___ Task material

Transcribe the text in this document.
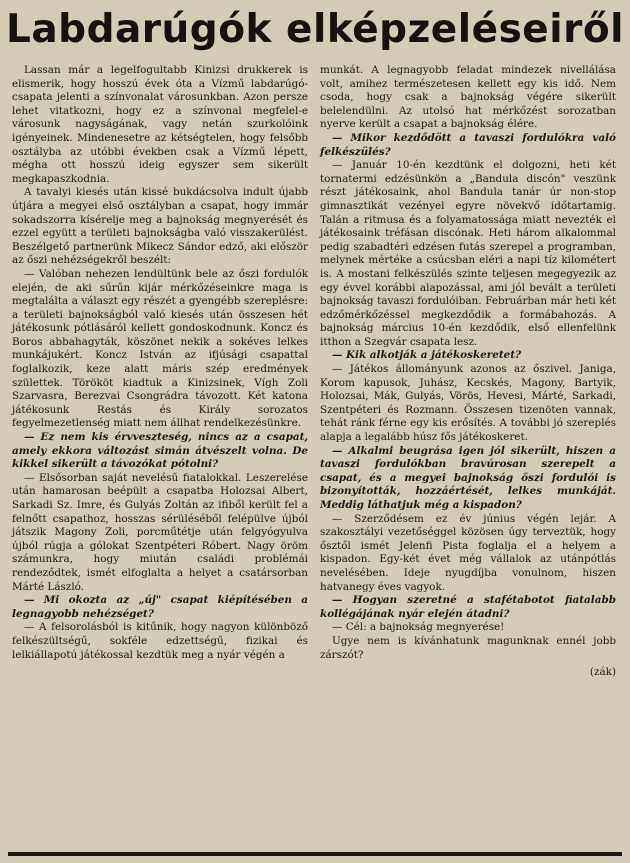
Labdarúgók elképzeléseiről

Lassan már a legelfogultabb Kinizsi drukkerek is elismerik, hogy hosszú évek óta a Vízmű labdarúgó-csapata jelenti a színvonalat városunkban. Azon persze lehet vitatkozni, hogy ez a színvonal megfelel-e városunk nagyságának, vagy netán szurkolóink igényeinek. Mindenesetre az kétségtelen, hogy felsőbb osztályba az utóbbi években csak a Vízmű lépett, mégha ott hosszú ideig egyszer sem sikerült megkapaszkodnia.

A tavalyi kiesés után kissé bukdácsolva indult újabb útjára a megyei első osztályban a csapat, hogy immár sokadszorra kísérelje meg a bajnokság megnyerését és ezzel együtt a területi bajnokságba való visszakerülést. Beszélgető partnerünk Mikecz Sándor edző, aki először az őszi nehézségekről beszélt:

— Valóban nehezen lendültünk bele az őszi fordulók elején, de aki sűrűn kijár mérkőzéseinkre maga is megtalálta a választ egy részét a gyengébb szereplésre: a területi bajnokságból való kiesés után összesen hét játékosunk pótlásáról kellett gondoskodnunk. Koncz és Boros abbahagyták, köszönet nekik a sokéves lelkes munkájukért. Koncz István az ifjúsági csapattal foglalkozik, keze alatt máris szép eredmények születtek. Törököt kiadtuk a Kinizsinek, Vígh Zoli Szarvasra, Berezvai Csongrádra távozott. Két katona játékosunk Restás és Király sorozatos fegyelmezetlenség miatt nem állhat rendelkezésünkre.

— Ez nem kis érvveszteség, nincs az a csapat, amely ekkora változást simán átvészelt volna. De kikkel sikerült a távozókat pótolni?

— Elsősorban saját nevelésű fiatalokkal. Leszerelése után hamarosan beépült a csapatba Holozsai Albert, Sarkadi Sz. Imre, és Gulyás Zoltán az ifiből került fel a felnőtt csapathoz, hosszas sérüléséből felépülve újból játszik Magony Zoli, porcműtétje után felgyógyulva újból rúgja a gólokat Szentpéteri Róbert. Nagy öröm számunkra, hogy miután családi problémái rendeződtek, ismét elfoglalta a helyet a csatársorban Márté László.

— Mi okozta az „új" csapat kiépítésében a legnagyobb nehézséget?

— A felsorolásból is kitűnik, hogy nagyon különböző felkészültségű, sokféle edzettségű, fizikai és lelkiállapotú játékossal kezdtük meg a nyár végén a

munkát. A legnagyobb feladat mindezek nivellálása volt, amihez természetesen kellett egy kis idő. Nem csoda, hogy csak a bajnokság végére sikerült belelendülni. Az utolsó hat mérkőzést sorozatban nyerve került a csapat a bajnokság élére.

— Mikor kezdődött a tavaszi fordulókra való felkészülés?

— Január 10-én kezdtünk el dolgozni, heti két tornatermi edzésünkön a „Bandula discón" veszünk részt játékosaink, ahol Bandula tanár úr non-stop gimnasztikát vezényel egyre növekvő időtartamig. Talán a ritmusa és a folyamatossága miatt nevezték el játékosaink tréfásan discónak. Heti három alkalommal pedig szabadtéri edzésen futás szerepel a programban, melynek mértéke a csúcsban eléri a napi tíz kilométert is. A mostani felkészülés szinte teljesen megegyezik az egy évvel korábbi alapozással, ami jól bevált a területi bajnokság tavaszi fordulóiban. Februárban már heti két edzőmérkőzéssel megkezdődik a formábahozás. A bajnokság március 10-én kezdődik, első ellenfelünk itthon a Szegvár csapata lesz.

— Kik alkotják a játékoskeretet?

— Játékos állományunk azonos az őszivel. Janiga, Korom kapusok, Juhász, Kecskés, Magony, Bartyik, Holozsai, Mák, Gulyás, Vörös, Hevesi, Márté, Sarkadi, Szentpéteri és Rozmann. Összesen tizenöten vannak, tehát ránk férne egy kis erősítés. A további jó szereplés alapja a legalább húsz fős játékoskeret.

— Alkalmi beugrása igen jól sikerült, hiszen a tavaszi fordulókban bravúrosan szerepelt a csapat, és a megyei bajnokság őszi fordulói is bizonyították, hozzáértését, lelkes munkáját. Meddig láthatjuk még a kispadon?

— Szerződésem ez év június végén lejár. A szakosztályi vezetőséggel közösen úgy terveztük, hogy ősztől ismét Jelenfi Pista foglalja el a helyem a kispadon. Egy-két évet még vállalok az utánpótlás nevelésében. Ideje nyugdíjba vonulnom, hiszen hatvanegy éves vagyok.

— Hogyan szeretné a stafétabotot fiatalabb kollégájának nyár elején átadni?

— Cél: a bajnokság megnyerése!

Ugye nem is kívánhatunk magunknak ennél jobb zárszót?

(zák)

______

• _What you have to do_: Identify lines with the string "végén". Copy each one.

• _Response for this exercise_:
— A felsorolásból is kitűnik, hogy nagyon különböző felkészültségű, sokféle edzettségű, fizikai és lelkiállapotú játékossal kezdtük meg a nyár végén a
— Szerződésem ez év június végén lejár. A szakosztályi vezetőséggel közösen úgy terveztük, hogy ősztől ismét Jelenfi Pista foglalja el a helyem a kispadon. Egy-két évet még vállalok az utánpótlás nevelésében. Ideje nyugdíjba vonulnom, hiszen hatvanegy éves vagyok.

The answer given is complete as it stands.